What to produce: Return the listing below verbatim. Pictures do not belong in the copy.

-------- Record set

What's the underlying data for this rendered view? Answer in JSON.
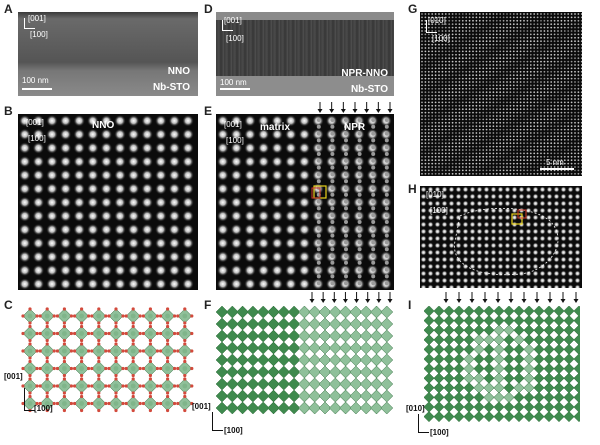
{
  "panels": {
    "A": {
      "label": "A",
      "dir1": "[001]",
      "dir2": "[100]",
      "scale": "100 nm",
      "top": "NNO",
      "bottom": "Nb-STO"
    },
    "B": {
      "label": "B",
      "dir1": "[001]",
      "dir2": "[100]",
      "name": "NNO"
    },
    "C": {
      "label": "C",
      "dir1": "[001]",
      "dir2": "[100]"
    },
    "D": {
      "label": "D",
      "dir1": "[001]",
      "dir2": "[100]",
      "scale": "100 nm",
      "top": "NPR-NNO",
      "bottom": "Nb-STO"
    },
    "E": {
      "label": "E",
      "dir1": "[001]",
      "dir2": "[100]",
      "left": "matrix",
      "right": "NPR"
    },
    "F": {
      "label": "F",
      "dir1": "[001]",
      "dir2": "[100]"
    },
    "G": {
      "label": "G",
      "dir1": "[010]",
      "dir2": "[100]",
      "scale": "5 nm"
    },
    "H": {
      "label": "H",
      "dir1": "[010]",
      "dir2": "[100]"
    },
    "I": {
      "label": "I",
      "dir1": "[010]",
      "dir2": "[100]"
    }
  },
  "colors": {
    "octahedron_light": "#8fc09a",
    "octahedron_dark": "#3f8a4e",
    "oxygen": "#d24a3c",
    "cation": "#7fb58a"
  }
}
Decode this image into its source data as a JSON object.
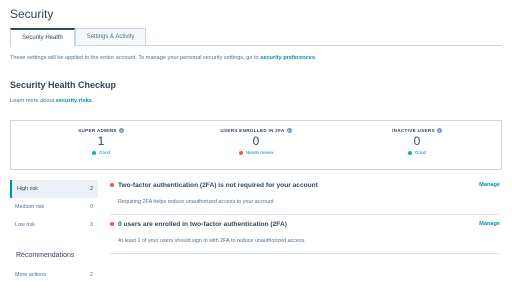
{
  "page": {
    "title": "Security"
  },
  "tabs": [
    {
      "label": "Security Health",
      "active": true
    },
    {
      "label": "Settings & Activity",
      "active": false
    }
  ],
  "description": {
    "text": "These settings will be applied to the entire account. To manage your personal security settings, go to ",
    "link": "security preferences",
    "suffix": "."
  },
  "checkup": {
    "title": "Security Health Checkup",
    "learn_text": "Learn more about ",
    "learn_link": "security risks",
    "learn_suffix": " ."
  },
  "stats": [
    {
      "label": "SUPER ADMINS",
      "value": "1",
      "status": "Good",
      "status_color": "#00bda5"
    },
    {
      "label": "USERS ENROLLED IN 2FA",
      "value": "0",
      "status": "Needs review",
      "status_color": "#f2545b"
    },
    {
      "label": "INACTIVE USERS",
      "value": "0",
      "status": "Good",
      "status_color": "#00bda5"
    }
  ],
  "sidebar": {
    "items": [
      {
        "label": "High risk",
        "count": "2",
        "active": true
      },
      {
        "label": "Medium risk",
        "count": "0",
        "active": false
      },
      {
        "label": "Low risk",
        "count": "3",
        "active": false
      }
    ],
    "recommendations_heading": "Recommendations",
    "more": {
      "label": "More actions",
      "count": "2"
    }
  },
  "issues": [
    {
      "title": "Two-factor authentication (2FA) is not required for your account",
      "subtitle": "Requiring 2FA helps reduce unauthorized access to your account.",
      "action": "Manage"
    },
    {
      "title": "0 users are enrolled in two-factor authentication (2FA)",
      "subtitle": "At least 1 of your users should sign in with 2FA to reduce unauthorized access.",
      "action": "Manage"
    }
  ],
  "icons": {
    "info": "info-icon",
    "status_dot": "status-dot-icon"
  },
  "colors": {
    "accent": "#0091ae",
    "danger": "#f2545b",
    "success": "#00bda5",
    "text": "#33475b"
  }
}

----------------

Solution to the problem:
What's the underlying data for this rendered view? Answer in JSON.
{
  "panels": {
    "A": {
      "label": "A",
      "dir1": "[001]",
      "dir2": "[100]",
      "scale": "100 nm",
      "top": "NNO",
      "bottom": "Nb-STO"
    },
    "B": {
      "label": "B",
      "dir1": "[001]",
      "dir2": "[100]",
      "name": "NNO"
    },
    "C": {
      "label": "C",
      "dir1": "[001]",
      "dir2": "[100]"
    },
    "D": {
      "label": "D",
      "dir1": "[001]",
      "dir2": "[100]",
      "scale": "100 nm",
      "top": "NPR-NNO",
      "bottom": "Nb-STO"
    },
    "E": {
      "label": "E",
      "dir1": "[001]",
      "dir2": "[100]",
      "left": "matrix",
      "right": "NPR"
    },
    "F": {
      "label": "F",
      "dir1": "[001]",
      "dir2": "[100]"
    },
    "G": {
      "label": "G",
      "dir1": "[010]",
      "dir2": "[100]",
      "scale": "5 nm"
    },
    "H": {
      "label": "H",
      "dir1": "[010]",
      "dir2": "[100]"
    },
    "I": {
      "label": "I",
      "dir1": "[010]",
      "dir2": "[100]"
    }
  },
  "colors": {
    "octahedron_light": "#8fc09a",
    "octahedron_dark": "#3f8a4e",
    "oxygen": "#d24a3c",
    "cation": "#7fb58a"
  }
}
Decode this image into its source data as a JSON object.
{
  "page": {
    "title": "Security"
  },
  "tabs": [
    {
      "label": "Security Health",
      "active": true
    },
    {
      "label": "Settings & Activity",
      "active": false
    }
  ],
  "description": {
    "text": "These settings will be applied to the entire account. To manage your personal security settings, go to ",
    "link": "security preferences",
    "suffix": "."
  },
  "checkup": {
    "title": "Security Health Checkup",
    "learn_text": "Learn more about ",
    "learn_link": "security risks",
    "learn_suffix": " ."
  },
  "stats": [
    {
      "label": "SUPER ADMINS",
      "value": "1",
      "status": "Good",
      "status_color": "#00bda5"
    },
    {
      "label": "USERS ENROLLED IN 2FA",
      "value": "0",
      "status": "Needs review",
      "status_color": "#f2545b"
    },
    {
      "label": "INACTIVE USERS",
      "value": "0",
      "status": "Good",
      "status_color": "#00bda5"
    }
  ],
  "sidebar": {
    "items": [
      {
        "label": "High risk",
        "count": "2",
        "active": true
      },
      {
        "label": "Medium risk",
        "count": "0",
        "active": false
      },
      {
        "label": "Low risk",
        "count": "3",
        "active": false
      }
    ],
    "recommendations_heading": "Recommendations",
    "more": {
      "label": "More actions",
      "count": "2"
    }
  },
  "issues": [
    {
      "title": "Two-factor authentication (2FA) is not required for your account",
      "subtitle": "Requiring 2FA helps reduce unauthorized access to your account.",
      "action": "Manage"
    },
    {
      "title": "0 users are enrolled in two-factor authentication (2FA)",
      "subtitle": "At least 1 of your users should sign in with 2FA to reduce unauthorized access.",
      "action": "Manage"
    }
  ],
  "icons": {
    "info": "info-icon",
    "status_dot": "status-dot-icon"
  },
  "colors": {
    "accent": "#0091ae",
    "danger": "#f2545b",
    "success": "#00bda5",
    "text": "#33475b"
  }
}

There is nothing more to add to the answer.